**Your instructions**
Every record must be written out once more, with nothing added or omitted.
━━━ Record excerpts
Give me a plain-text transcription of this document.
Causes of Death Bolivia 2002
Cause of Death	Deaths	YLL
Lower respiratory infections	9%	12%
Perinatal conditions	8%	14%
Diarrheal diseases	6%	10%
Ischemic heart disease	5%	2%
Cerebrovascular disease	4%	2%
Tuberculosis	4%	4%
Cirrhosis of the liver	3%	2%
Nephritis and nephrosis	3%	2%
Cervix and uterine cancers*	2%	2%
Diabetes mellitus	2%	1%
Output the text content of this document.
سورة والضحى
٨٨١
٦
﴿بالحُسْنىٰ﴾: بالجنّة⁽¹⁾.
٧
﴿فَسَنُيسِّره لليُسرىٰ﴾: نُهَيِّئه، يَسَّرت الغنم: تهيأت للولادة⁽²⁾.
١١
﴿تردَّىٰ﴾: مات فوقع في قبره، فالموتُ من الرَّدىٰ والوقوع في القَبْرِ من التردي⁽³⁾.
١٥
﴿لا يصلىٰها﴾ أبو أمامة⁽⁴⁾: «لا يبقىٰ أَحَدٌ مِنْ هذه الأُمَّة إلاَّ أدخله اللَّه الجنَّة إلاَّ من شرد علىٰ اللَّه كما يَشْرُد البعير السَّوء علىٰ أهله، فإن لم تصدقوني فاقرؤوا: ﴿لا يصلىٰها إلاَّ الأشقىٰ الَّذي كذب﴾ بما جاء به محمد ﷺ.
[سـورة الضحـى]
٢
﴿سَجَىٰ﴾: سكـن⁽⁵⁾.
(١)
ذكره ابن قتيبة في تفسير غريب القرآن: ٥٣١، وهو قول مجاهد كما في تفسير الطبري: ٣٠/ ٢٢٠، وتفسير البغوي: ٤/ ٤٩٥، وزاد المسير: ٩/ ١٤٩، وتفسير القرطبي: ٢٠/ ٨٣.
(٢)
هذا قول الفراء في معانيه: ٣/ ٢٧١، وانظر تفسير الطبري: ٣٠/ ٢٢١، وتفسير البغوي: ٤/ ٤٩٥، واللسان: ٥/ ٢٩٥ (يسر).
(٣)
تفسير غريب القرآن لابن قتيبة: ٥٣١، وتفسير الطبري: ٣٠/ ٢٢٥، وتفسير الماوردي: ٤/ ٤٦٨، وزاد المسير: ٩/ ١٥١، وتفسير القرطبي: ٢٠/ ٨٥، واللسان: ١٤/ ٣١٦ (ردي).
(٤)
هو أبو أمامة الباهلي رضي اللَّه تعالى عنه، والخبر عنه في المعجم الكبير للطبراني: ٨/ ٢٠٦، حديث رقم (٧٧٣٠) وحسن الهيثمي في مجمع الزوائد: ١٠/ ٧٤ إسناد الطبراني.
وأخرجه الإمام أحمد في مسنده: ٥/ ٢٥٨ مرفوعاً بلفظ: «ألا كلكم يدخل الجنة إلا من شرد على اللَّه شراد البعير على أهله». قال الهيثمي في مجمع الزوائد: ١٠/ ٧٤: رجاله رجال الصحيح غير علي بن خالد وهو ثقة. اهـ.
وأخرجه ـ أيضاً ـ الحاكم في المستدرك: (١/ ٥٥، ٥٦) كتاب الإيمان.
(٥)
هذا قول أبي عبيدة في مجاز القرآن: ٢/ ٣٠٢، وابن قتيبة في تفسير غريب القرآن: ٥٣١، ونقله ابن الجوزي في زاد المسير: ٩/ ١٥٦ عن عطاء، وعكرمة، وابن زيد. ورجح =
━━━━━━
**Result**
Give me a plain-text transcription of this document.
Causes of Death Bolivia 2002
Cause of Death	Deaths	YLL
Lower respiratory infections	9%	12%
Perinatal conditions	8%	14%
Diarrheal diseases	6%	10%
Ischemic heart disease	5%	2%
Cerebrovascular disease	4%	2%
Tuberculosis	4%	4%
Cirrhosis of the liver	3%	2%
Nephritis and nephrosis	3%	2%
Cervix and uterine cancers*	2%	2%
Diabetes mellitus	2%	1%
Output the text content of this document.
سورة والضحى
٨٨١
٦
﴿بالحُسْنىٰ﴾: بالجنّة⁽¹⁾.
٧
﴿فَسَنُيسِّره لليُسرىٰ﴾: نُهَيِّئه، يَسَّرت الغنم: تهيأت للولادة⁽²⁾.
١١
﴿تردَّىٰ﴾: مات فوقع في قبره، فالموتُ من الرَّدىٰ والوقوع في القَبْرِ من التردي⁽³⁾.
١٥
﴿لا يصلىٰها﴾ أبو أمامة⁽⁴⁾: «لا يبقىٰ أَحَدٌ مِنْ هذه الأُمَّة إلاَّ أدخله اللَّه الجنَّة إلاَّ من شرد علىٰ اللَّه كما يَشْرُد البعير السَّوء علىٰ أهله، فإن لم تصدقوني فاقرؤوا: ﴿لا يصلىٰها إلاَّ الأشقىٰ الَّذي كذب﴾ بما جاء به محمد ﷺ.
[سـورة الضحـى]
٢
﴿سَجَىٰ﴾: سكـن⁽⁵⁾.
(١)
ذكره ابن قتيبة في تفسير غريب القرآن: ٥٣١، وهو قول مجاهد كما في تفسير الطبري: ٣٠/ ٢٢٠، وتفسير البغوي: ٤/ ٤٩٥، وزاد المسير: ٩/ ١٤٩، وتفسير القرطبي: ٢٠/ ٨٣.
(٢)
هذا قول الفراء في معانيه: ٣/ ٢٧١، وانظر تفسير الطبري: ٣٠/ ٢٢١، وتفسير البغوي: ٤/ ٤٩٥، واللسان: ٥/ ٢٩٥ (يسر).
(٣)
تفسير غريب القرآن لابن قتيبة: ٥٣١، وتفسير الطبري: ٣٠/ ٢٢٥، وتفسير الماوردي: ٤/ ٤٦٨، وزاد المسير: ٩/ ١٥١، وتفسير القرطبي: ٢٠/ ٨٥، واللسان: ١٤/ ٣١٦ (ردي).
(٤)
هو أبو أمامة الباهلي رضي اللَّه تعالى عنه، والخبر عنه في المعجم الكبير للطبراني: ٨/ ٢٠٦، حديث رقم (٧٧٣٠) وحسن الهيثمي في مجمع الزوائد: ١٠/ ٧٤ إسناد الطبراني.
وأخرجه الإمام أحمد في مسنده: ٥/ ٢٥٨ مرفوعاً بلفظ: «ألا كلكم يدخل الجنة إلا من شرد على اللَّه شراد البعير على أهله». قال الهيثمي في مجمع الزوائد: ١٠/ ٧٤: رجاله رجال الصحيح غير علي بن خالد وهو ثقة. اهـ.
وأخرجه ـ أيضاً ـ الحاكم في المستدرك: (١/ ٥٥، ٥٦) كتاب الإيمان.
(٥)
هذا قول أبي عبيدة في مجاز القرآن: ٢/ ٣٠٢، وابن قتيبة في تفسير غريب القرآن: ٥٣١، ونقله ابن الجوزي في زاد المسير: ٩/ ١٥٦ عن عطاء، وعكرمة، وابن زيد. ورجح =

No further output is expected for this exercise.